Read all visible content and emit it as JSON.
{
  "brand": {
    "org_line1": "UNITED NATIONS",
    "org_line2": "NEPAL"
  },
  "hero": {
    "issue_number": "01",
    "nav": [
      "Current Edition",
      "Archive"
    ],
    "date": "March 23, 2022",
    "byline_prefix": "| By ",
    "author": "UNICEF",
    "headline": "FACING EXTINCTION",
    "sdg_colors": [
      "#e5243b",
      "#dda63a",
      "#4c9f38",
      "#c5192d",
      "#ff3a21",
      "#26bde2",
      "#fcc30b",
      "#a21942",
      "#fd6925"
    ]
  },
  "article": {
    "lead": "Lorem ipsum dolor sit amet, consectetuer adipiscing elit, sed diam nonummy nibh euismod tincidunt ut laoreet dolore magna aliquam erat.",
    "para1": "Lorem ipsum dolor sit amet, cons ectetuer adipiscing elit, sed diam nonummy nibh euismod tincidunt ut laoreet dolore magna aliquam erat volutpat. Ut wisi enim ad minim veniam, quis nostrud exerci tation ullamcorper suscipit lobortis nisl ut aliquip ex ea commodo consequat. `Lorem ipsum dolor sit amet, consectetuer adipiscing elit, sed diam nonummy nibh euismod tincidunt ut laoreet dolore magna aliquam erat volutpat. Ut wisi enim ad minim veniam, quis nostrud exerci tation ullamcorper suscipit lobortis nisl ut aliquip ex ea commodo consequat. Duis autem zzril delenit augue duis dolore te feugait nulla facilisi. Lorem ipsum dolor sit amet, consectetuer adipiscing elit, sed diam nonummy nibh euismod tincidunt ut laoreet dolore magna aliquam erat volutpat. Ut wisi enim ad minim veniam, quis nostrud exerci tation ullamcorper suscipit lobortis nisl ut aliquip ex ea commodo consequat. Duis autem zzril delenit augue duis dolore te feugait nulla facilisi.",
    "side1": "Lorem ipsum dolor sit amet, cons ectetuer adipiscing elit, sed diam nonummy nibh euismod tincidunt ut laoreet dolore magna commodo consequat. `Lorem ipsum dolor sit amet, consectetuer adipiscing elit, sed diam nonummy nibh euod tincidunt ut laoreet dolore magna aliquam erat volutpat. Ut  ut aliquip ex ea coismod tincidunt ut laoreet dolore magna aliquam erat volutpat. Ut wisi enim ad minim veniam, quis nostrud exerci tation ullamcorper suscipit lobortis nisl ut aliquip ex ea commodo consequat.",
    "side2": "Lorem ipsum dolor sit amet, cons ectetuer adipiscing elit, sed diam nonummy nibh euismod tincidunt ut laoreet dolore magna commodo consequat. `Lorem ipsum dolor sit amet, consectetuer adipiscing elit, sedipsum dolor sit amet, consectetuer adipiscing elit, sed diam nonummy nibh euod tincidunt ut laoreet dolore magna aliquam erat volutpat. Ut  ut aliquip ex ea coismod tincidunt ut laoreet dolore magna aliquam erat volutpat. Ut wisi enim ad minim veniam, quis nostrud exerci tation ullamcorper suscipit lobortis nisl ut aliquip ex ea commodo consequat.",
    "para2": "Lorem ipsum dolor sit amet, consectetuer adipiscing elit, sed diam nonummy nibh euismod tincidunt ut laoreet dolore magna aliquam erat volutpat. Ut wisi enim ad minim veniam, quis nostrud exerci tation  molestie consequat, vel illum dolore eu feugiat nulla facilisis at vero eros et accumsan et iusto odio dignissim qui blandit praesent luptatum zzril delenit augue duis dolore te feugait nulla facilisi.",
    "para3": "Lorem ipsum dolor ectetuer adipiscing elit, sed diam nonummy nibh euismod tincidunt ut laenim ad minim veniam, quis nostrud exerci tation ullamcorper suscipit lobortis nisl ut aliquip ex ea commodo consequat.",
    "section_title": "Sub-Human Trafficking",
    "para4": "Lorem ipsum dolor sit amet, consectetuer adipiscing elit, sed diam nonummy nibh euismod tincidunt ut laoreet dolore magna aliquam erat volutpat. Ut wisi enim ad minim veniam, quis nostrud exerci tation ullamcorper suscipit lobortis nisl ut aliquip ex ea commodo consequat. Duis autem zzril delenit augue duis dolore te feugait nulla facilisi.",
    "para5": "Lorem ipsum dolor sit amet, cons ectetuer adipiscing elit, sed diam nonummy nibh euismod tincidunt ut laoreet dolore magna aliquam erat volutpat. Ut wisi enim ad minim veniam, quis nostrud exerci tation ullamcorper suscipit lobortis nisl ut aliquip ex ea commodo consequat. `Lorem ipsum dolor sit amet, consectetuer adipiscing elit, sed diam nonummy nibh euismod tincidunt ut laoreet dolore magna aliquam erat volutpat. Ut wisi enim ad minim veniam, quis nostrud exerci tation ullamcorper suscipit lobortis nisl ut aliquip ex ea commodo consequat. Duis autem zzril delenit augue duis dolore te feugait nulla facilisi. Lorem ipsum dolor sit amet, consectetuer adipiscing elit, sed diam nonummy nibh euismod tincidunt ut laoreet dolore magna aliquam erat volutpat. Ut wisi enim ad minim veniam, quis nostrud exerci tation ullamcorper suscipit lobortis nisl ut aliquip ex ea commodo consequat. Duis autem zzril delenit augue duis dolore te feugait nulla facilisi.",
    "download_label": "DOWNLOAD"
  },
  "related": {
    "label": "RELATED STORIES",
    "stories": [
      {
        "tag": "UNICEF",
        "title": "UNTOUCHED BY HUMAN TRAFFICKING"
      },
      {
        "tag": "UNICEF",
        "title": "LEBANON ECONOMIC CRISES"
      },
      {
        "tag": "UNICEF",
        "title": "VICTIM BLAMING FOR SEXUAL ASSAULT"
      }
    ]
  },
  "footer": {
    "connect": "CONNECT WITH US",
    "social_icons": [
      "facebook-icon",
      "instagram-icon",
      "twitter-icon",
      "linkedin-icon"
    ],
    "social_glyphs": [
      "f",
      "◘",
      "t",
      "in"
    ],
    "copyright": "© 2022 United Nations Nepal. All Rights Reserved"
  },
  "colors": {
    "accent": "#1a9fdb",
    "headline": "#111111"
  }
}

--------

*What to do*: Reproduce the whole listing word for word.

*Exercise result*:
Read all visible content and emit it as JSON.
{
  "brand": {
    "org_line1": "UNITED NATIONS",
    "org_line2": "NEPAL"
  },
  "hero": {
    "issue_number": "01",
    "nav": [
      "Current Edition",
      "Archive"
    ],
    "date": "March 23, 2022",
    "byline_prefix": "| By ",
    "author": "UNICEF",
    "headline": "FACING EXTINCTION",
    "sdg_colors": [
      "#e5243b",
      "#dda63a",
      "#4c9f38",
      "#c5192d",
      "#ff3a21",
      "#26bde2",
      "#fcc30b",
      "#a21942",
      "#fd6925"
    ]
  },
  "article": {
    "lead": "Lorem ipsum dolor sit amet, consectetuer adipiscing elit, sed diam nonummy nibh euismod tincidunt ut laoreet dolore magna aliquam erat.",
    "para1": "Lorem ipsum dolor sit amet, cons ectetuer adipiscing elit, sed diam nonummy nibh euismod tincidunt ut laoreet dolore magna aliquam erat volutpat. Ut wisi enim ad minim veniam, quis nostrud exerci tation ullamcorper suscipit lobortis nisl ut aliquip ex ea commodo consequat. `Lorem ipsum dolor sit amet, consectetuer adipiscing elit, sed diam nonummy nibh euismod tincidunt ut laoreet dolore magna aliquam erat volutpat. Ut wisi enim ad minim veniam, quis nostrud exerci tation ullamcorper suscipit lobortis nisl ut aliquip ex ea commodo consequat. Duis autem zzril delenit augue duis dolore te feugait nulla facilisi. Lorem ipsum dolor sit amet, consectetuer adipiscing elit, sed diam nonummy nibh euismod tincidunt ut laoreet dolore magna aliquam erat volutpat. Ut wisi enim ad minim veniam, quis nostrud exerci tation ullamcorper suscipit lobortis nisl ut aliquip ex ea commodo consequat. Duis autem zzril delenit augue duis dolore te feugait nulla facilisi.",
    "side1": "Lorem ipsum dolor sit amet, cons ectetuer adipiscing elit, sed diam nonummy nibh euismod tincidunt ut laoreet dolore magna commodo consequat. `Lorem ipsum dolor sit amet, consectetuer adipiscing elit, sed diam nonummy nibh euod tincidunt ut laoreet dolore magna aliquam erat volutpat. Ut  ut aliquip ex ea coismod tincidunt ut laoreet dolore magna aliquam erat volutpat. Ut wisi enim ad minim veniam, quis nostrud exerci tation ullamcorper suscipit lobortis nisl ut aliquip ex ea commodo consequat.",
    "side2": "Lorem ipsum dolor sit amet, cons ectetuer adipiscing elit, sed diam nonummy nibh euismod tincidunt ut laoreet dolore magna commodo consequat. `Lorem ipsum dolor sit amet, consectetuer adipiscing elit, sedipsum dolor sit amet, consectetuer adipiscing elit, sed diam nonummy nibh euod tincidunt ut laoreet dolore magna aliquam erat volutpat. Ut  ut aliquip ex ea coismod tincidunt ut laoreet dolore magna aliquam erat volutpat. Ut wisi enim ad minim veniam, quis nostrud exerci tation ullamcorper suscipit lobortis nisl ut aliquip ex ea commodo consequat.",
    "para2": "Lorem ipsum dolor sit amet, consectetuer adipiscing elit, sed diam nonummy nibh euismod tincidunt ut laoreet dolore magna aliquam erat volutpat. Ut wisi enim ad minim veniam, quis nostrud exerci tation  molestie consequat, vel illum dolore eu feugiat nulla facilisis at vero eros et accumsan et iusto odio dignissim qui blandit praesent luptatum zzril delenit augue duis dolore te feugait nulla facilisi.",
    "para3": "Lorem ipsum dolor ectetuer adipiscing elit, sed diam nonummy nibh euismod tincidunt ut laenim ad minim veniam, quis nostrud exerci tation ullamcorper suscipit lobortis nisl ut aliquip ex ea commodo consequat.",
    "section_title": "Sub-Human Trafficking",
    "para4": "Lorem ipsum dolor sit amet, consectetuer adipiscing elit, sed diam nonummy nibh euismod tincidunt ut laoreet dolore magna aliquam erat volutpat. Ut wisi enim ad minim veniam, quis nostrud exerci tation ullamcorper suscipit lobortis nisl ut aliquip ex ea commodo consequat. Duis autem zzril delenit augue duis dolore te feugait nulla facilisi.",
    "para5": "Lorem ipsum dolor sit amet, cons ectetuer adipiscing elit, sed diam nonummy nibh euismod tincidunt ut laoreet dolore magna aliquam erat volutpat. Ut wisi enim ad minim veniam, quis nostrud exerci tation ullamcorper suscipit lobortis nisl ut aliquip ex ea commodo consequat. `Lorem ipsum dolor sit amet, consectetuer adipiscing elit, sed diam nonummy nibh euismod tincidunt ut laoreet dolore magna aliquam erat volutpat. Ut wisi enim ad minim veniam, quis nostrud exerci tation ullamcorper suscipit lobortis nisl ut aliquip ex ea commodo consequat. Duis autem zzril delenit augue duis dolore te feugait nulla facilisi. Lorem ipsum dolor sit amet, consectetuer adipiscing elit, sed diam nonummy nibh euismod tincidunt ut laoreet dolore magna aliquam erat volutpat. Ut wisi enim ad minim veniam, quis nostrud exerci tation ullamcorper suscipit lobortis nisl ut aliquip ex ea commodo consequat. Duis autem zzril delenit augue duis dolore te feugait nulla facilisi.",
    "download_label": "DOWNLOAD"
  },
  "related": {
    "label": "RELATED STORIES",
    "stories": [
      {
        "tag": "UNICEF",
        "title": "UNTOUCHED BY HUMAN TRAFFICKING"
      },
      {
        "tag": "UNICEF",
        "title": "LEBANON ECONOMIC CRISES"
      },
      {
        "tag": "UNICEF",
        "title": "VICTIM BLAMING FOR SEXUAL ASSAULT"
      }
    ]
  },
  "footer": {
    "connect": "CONNECT WITH US",
    "social_icons": [
      "facebook-icon",
      "instagram-icon",
      "twitter-icon",
      "linkedin-icon"
    ],
    "social_glyphs": [
      "f",
      "◘",
      "t",
      "in"
    ],
    "copyright": "© 2022 United Nations Nepal. All Rights Reserved"
  },
  "colors": {
    "accent": "#1a9fdb",
    "headline": "#111111"
  }
}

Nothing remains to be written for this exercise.